### Problem details
Your task is to retype each line of the data below exactly.

[Data excerpts]
————
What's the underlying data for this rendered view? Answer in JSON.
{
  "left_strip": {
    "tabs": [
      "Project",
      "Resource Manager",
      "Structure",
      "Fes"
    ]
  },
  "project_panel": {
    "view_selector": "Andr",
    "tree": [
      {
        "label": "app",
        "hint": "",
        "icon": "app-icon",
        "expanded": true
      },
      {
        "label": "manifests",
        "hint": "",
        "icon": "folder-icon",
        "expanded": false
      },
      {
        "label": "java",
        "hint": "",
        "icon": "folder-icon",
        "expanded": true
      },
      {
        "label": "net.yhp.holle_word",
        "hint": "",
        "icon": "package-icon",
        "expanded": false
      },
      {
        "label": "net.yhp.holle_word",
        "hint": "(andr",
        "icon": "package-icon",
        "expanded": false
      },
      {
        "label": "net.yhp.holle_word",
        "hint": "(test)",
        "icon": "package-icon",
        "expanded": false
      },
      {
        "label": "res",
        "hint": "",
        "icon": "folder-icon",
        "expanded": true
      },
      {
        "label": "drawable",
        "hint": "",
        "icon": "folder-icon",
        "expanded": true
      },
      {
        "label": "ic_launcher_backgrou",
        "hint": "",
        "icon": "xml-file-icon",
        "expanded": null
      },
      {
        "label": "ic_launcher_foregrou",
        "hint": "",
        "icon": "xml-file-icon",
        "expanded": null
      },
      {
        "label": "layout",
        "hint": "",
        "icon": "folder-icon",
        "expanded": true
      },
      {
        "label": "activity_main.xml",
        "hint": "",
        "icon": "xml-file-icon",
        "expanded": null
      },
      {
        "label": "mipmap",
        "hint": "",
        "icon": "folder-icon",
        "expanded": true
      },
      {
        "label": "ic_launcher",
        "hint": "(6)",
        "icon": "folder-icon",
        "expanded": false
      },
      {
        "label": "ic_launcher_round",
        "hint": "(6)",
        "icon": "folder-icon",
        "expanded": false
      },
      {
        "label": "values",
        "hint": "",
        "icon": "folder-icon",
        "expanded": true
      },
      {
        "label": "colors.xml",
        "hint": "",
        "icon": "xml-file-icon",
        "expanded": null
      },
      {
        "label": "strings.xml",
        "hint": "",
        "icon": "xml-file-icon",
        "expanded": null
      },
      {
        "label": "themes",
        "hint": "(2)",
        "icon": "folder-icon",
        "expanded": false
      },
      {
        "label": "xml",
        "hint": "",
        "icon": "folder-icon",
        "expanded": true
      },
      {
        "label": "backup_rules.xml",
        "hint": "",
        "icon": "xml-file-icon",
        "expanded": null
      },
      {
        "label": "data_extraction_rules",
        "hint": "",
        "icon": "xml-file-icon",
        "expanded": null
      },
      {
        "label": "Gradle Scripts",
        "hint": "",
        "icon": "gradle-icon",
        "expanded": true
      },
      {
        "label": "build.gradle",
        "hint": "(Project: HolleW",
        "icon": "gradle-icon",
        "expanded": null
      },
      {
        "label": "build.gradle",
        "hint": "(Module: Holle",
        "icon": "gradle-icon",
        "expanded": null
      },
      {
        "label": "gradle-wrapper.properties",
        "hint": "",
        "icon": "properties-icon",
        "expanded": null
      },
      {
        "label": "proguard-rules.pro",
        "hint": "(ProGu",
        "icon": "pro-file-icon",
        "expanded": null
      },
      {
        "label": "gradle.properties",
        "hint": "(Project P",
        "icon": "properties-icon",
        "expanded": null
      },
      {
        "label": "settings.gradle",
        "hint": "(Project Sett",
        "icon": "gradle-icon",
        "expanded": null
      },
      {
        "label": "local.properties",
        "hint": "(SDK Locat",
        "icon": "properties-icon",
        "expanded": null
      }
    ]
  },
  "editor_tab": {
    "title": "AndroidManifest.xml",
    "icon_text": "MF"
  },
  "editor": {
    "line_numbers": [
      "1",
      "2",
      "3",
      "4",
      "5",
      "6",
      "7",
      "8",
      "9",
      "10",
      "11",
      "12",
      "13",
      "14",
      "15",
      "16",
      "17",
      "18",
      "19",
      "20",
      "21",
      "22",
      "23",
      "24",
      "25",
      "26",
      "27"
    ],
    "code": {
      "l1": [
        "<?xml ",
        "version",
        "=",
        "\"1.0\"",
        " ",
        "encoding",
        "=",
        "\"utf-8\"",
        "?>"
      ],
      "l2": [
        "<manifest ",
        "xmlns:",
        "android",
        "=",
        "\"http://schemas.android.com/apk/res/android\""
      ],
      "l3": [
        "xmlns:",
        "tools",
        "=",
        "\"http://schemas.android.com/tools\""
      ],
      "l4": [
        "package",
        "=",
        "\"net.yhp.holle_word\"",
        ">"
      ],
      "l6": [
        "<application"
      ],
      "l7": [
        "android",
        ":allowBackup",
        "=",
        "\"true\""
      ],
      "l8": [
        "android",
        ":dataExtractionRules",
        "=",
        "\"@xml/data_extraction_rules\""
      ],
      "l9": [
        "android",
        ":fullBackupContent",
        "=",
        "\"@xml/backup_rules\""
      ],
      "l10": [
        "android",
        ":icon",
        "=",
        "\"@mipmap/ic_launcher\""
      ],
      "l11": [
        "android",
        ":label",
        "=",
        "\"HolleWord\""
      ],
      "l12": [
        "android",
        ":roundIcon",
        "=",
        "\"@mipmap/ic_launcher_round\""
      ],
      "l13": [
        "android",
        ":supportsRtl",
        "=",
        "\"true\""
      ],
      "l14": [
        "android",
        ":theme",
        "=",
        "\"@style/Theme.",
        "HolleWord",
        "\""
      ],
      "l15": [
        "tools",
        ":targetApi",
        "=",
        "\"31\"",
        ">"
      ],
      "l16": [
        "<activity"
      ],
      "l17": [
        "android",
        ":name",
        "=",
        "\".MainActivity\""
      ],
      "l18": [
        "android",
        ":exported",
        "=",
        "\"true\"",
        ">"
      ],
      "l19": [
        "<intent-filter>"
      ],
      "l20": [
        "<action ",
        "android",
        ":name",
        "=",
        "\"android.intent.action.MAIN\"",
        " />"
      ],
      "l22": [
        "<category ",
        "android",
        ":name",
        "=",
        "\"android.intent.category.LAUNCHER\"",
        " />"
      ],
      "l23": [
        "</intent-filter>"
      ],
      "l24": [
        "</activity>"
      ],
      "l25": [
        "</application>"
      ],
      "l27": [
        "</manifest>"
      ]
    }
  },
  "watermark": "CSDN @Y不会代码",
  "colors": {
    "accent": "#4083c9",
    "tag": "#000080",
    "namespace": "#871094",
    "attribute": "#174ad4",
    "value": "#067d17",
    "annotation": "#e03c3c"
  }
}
————
### Written solution
What's the underlying data for this rendered view? Answer in JSON.
{
  "left_strip": {
    "tabs": [
      "Project",
      "Resource Manager",
      "Structure",
      "Fes"
    ]
  },
  "project_panel": {
    "view_selector": "Andr",
    "tree": [
      {
        "label": "app",
        "hint": "",
        "icon": "app-icon",
        "expanded": true
      },
      {
        "label": "manifests",
        "hint": "",
        "icon": "folder-icon",
        "expanded": false
      },
      {
        "label": "java",
        "hint": "",
        "icon": "folder-icon",
        "expanded": true
      },
      {
        "label": "net.yhp.holle_word",
        "hint": "",
        "icon": "package-icon",
        "expanded": false
      },
      {
        "label": "net.yhp.holle_word",
        "hint": "(andr",
        "icon": "package-icon",
        "expanded": false
      },
      {
        "label": "net.yhp.holle_word",
        "hint": "(test)",
        "icon": "package-icon",
        "expanded": false
      },
      {
        "label": "res",
        "hint": "",
        "icon": "folder-icon",
        "expanded": true
      },
      {
        "label": "drawable",
        "hint": "",
        "icon": "folder-icon",
        "expanded": true
      },
      {
        "label": "ic_launcher_backgrou",
        "hint": "",
        "icon": "xml-file-icon",
        "expanded": null
      },
      {
        "label": "ic_launcher_foregrou",
        "hint": "",
        "icon": "xml-file-icon",
        "expanded": null
      },
      {
        "label": "layout",
        "hint": "",
        "icon": "folder-icon",
        "expanded": true
      },
      {
        "label": "activity_main.xml",
        "hint": "",
        "icon": "xml-file-icon",
        "expanded": null
      },
      {
        "label": "mipmap",
        "hint": "",
        "icon": "folder-icon",
        "expanded": true
      },
      {
        "label": "ic_launcher",
        "hint": "(6)",
        "icon": "folder-icon",
        "expanded": false
      },
      {
        "label": "ic_launcher_round",
        "hint": "(6)",
        "icon": "folder-icon",
        "expanded": false
      },
      {
        "label": "values",
        "hint": "",
        "icon": "folder-icon",
        "expanded": true
      },
      {
        "label": "colors.xml",
        "hint": "",
        "icon": "xml-file-icon",
        "expanded": null
      },
      {
        "label": "strings.xml",
        "hint": "",
        "icon": "xml-file-icon",
        "expanded": null
      },
      {
        "label": "themes",
        "hint": "(2)",
        "icon": "folder-icon",
        "expanded": false
      },
      {
        "label": "xml",
        "hint": "",
        "icon": "folder-icon",
        "expanded": true
      },
      {
        "label": "backup_rules.xml",
        "hint": "",
        "icon": "xml-file-icon",
        "expanded": null
      },
      {
        "label": "data_extraction_rules",
        "hint": "",
        "icon": "xml-file-icon",
        "expanded": null
      },
      {
        "label": "Gradle Scripts",
        "hint": "",
        "icon": "gradle-icon",
        "expanded": true
      },
      {
        "label": "build.gradle",
        "hint": "(Project: HolleW",
        "icon": "gradle-icon",
        "expanded": null
      },
      {
        "label": "build.gradle",
        "hint": "(Module: Holle",
        "icon": "gradle-icon",
        "expanded": null
      },
      {
        "label": "gradle-wrapper.properties",
        "hint": "",
        "icon": "properties-icon",
        "expanded": null
      },
      {
        "label": "proguard-rules.pro",
        "hint": "(ProGu",
        "icon": "pro-file-icon",
        "expanded": null
      },
      {
        "label": "gradle.properties",
        "hint": "(Project P",
        "icon": "properties-icon",
        "expanded": null
      },
      {
        "label": "settings.gradle",
        "hint": "(Project Sett",
        "icon": "gradle-icon",
        "expanded": null
      },
      {
        "label": "local.properties",
        "hint": "(SDK Locat",
        "icon": "properties-icon",
        "expanded": null
      }
    ]
  },
  "editor_tab": {
    "title": "AndroidManifest.xml",
    "icon_text": "MF"
  },
  "editor": {
    "line_numbers": [
      "1",
      "2",
      "3",
      "4",
      "5",
      "6",
      "7",
      "8",
      "9",
      "10",
      "11",
      "12",
      "13",
      "14",
      "15",
      "16",
      "17",
      "18",
      "19",
      "20",
      "21",
      "22",
      "23",
      "24",
      "25",
      "26",
      "27"
    ],
    "code": {
      "l1": [
        "<?xml ",
        "version",
        "=",
        "\"1.0\"",
        " ",
        "encoding",
        "=",
        "\"utf-8\"",
        "?>"
      ],
      "l2": [
        "<manifest ",
        "xmlns:",
        "android",
        "=",
        "\"http://schemas.android.com/apk/res/android\""
      ],
      "l3": [
        "xmlns:",
        "tools",
        "=",
        "\"http://schemas.android.com/tools\""
      ],
      "l4": [
        "package",
        "=",
        "\"net.yhp.holle_word\"",
        ">"
      ],
      "l6": [
        "<application"
      ],
      "l7": [
        "android",
        ":allowBackup",
        "=",
        "\"true\""
      ],
      "l8": [
        "android",
        ":dataExtractionRules",
        "=",
        "\"@xml/data_extraction_rules\""
      ],
      "l9": [
        "android",
        ":fullBackupContent",
        "=",
        "\"@xml/backup_rules\""
      ],
      "l10": [
        "android",
        ":icon",
        "=",
        "\"@mipmap/ic_launcher\""
      ],
      "l11": [
        "android",
        ":label",
        "=",
        "\"HolleWord\""
      ],
      "l12": [
        "android",
        ":roundIcon",
        "=",
        "\"@mipmap/ic_launcher_round\""
      ],
      "l13": [
        "android",
        ":supportsRtl",
        "=",
        "\"true\""
      ],
      "l14": [
        "android",
        ":theme",
        "=",
        "\"@style/Theme.",
        "HolleWord",
        "\""
      ],
      "l15": [
        "tools",
        ":targetApi",
        "=",
        "\"31\"",
        ">"
      ],
      "l16": [
        "<activity"
      ],
      "l17": [
        "android",
        ":name",
        "=",
        "\".MainActivity\""
      ],
      "l18": [
        "android",
        ":exported",
        "=",
        "\"true\"",
        ">"
      ],
      "l19": [
        "<intent-filter>"
      ],
      "l20": [
        "<action ",
        "android",
        ":name",
        "=",
        "\"android.intent.action.MAIN\"",
        " />"
      ],
      "l22": [
        "<category ",
        "android",
        ":name",
        "=",
        "\"android.intent.category.LAUNCHER\"",
        " />"
      ],
      "l23": [
        "</intent-filter>"
      ],
      "l24": [
        "</activity>"
      ],
      "l25": [
        "</application>"
      ],
      "l27": [
        "</manifest>"
      ]
    }
  },
  "watermark": "CSDN @Y不会代码",
  "colors": {
    "accent": "#4083c9",
    "tag": "#000080",
    "namespace": "#871094",
    "attribute": "#174ad4",
    "value": "#067d17",
    "annotation": "#e03c3c"
  }
}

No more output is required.